*What the task asks:*
Establish how many lines in the material include the string "object" and report it as a lone number.

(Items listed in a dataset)
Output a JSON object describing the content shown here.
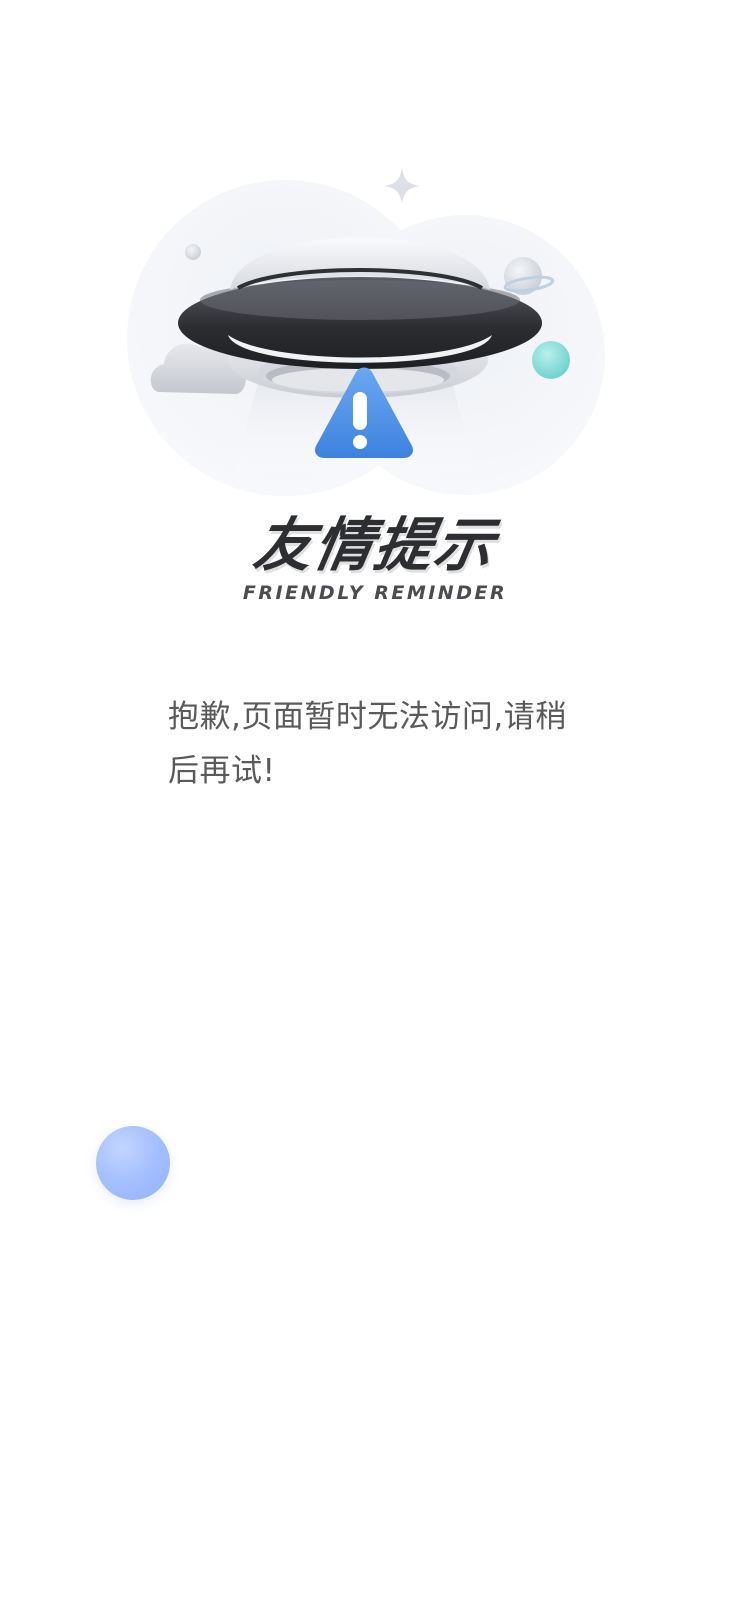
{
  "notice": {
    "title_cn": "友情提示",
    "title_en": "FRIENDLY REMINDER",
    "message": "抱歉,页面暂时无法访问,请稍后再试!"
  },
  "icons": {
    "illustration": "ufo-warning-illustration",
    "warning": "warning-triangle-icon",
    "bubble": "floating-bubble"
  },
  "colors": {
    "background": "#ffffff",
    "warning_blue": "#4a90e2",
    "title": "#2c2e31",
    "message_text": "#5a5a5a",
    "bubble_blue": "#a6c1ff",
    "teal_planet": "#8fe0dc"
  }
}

* * *

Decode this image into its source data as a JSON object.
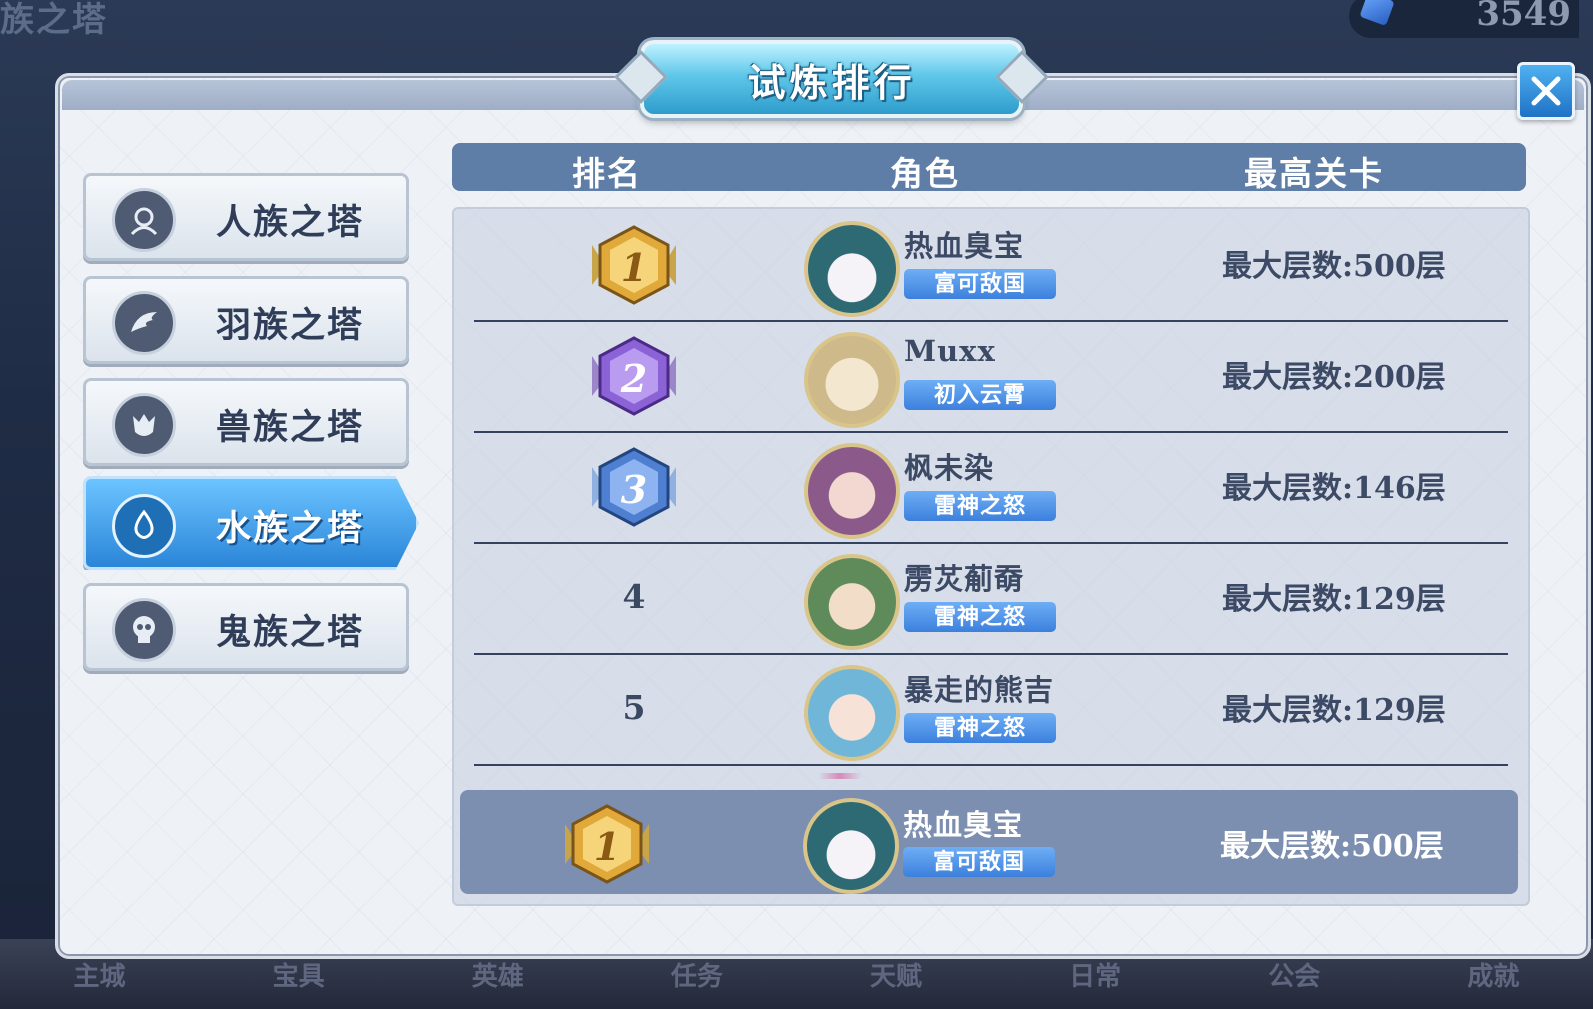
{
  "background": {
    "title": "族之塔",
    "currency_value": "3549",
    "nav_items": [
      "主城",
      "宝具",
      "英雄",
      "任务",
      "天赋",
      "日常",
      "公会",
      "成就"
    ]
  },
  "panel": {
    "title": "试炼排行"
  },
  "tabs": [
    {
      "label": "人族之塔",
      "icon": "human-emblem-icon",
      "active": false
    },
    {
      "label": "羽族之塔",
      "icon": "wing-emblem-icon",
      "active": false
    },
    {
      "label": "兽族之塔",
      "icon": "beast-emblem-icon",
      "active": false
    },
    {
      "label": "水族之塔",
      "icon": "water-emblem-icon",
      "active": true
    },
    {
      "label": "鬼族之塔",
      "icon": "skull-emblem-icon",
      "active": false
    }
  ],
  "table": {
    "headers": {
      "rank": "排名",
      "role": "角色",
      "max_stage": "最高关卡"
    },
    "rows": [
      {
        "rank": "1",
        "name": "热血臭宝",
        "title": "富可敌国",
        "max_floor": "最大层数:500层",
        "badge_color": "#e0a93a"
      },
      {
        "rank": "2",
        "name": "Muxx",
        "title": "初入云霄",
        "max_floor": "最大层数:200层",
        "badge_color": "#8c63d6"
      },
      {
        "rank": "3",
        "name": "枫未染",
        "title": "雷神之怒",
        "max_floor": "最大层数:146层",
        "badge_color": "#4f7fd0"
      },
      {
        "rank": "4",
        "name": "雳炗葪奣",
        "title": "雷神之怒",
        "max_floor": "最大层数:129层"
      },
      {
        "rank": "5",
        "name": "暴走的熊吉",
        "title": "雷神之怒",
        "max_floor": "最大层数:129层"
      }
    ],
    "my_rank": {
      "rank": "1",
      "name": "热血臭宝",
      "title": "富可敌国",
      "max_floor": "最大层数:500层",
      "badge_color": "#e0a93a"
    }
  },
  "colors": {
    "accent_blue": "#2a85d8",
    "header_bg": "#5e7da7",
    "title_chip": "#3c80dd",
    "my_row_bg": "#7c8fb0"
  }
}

*Completed task:*
2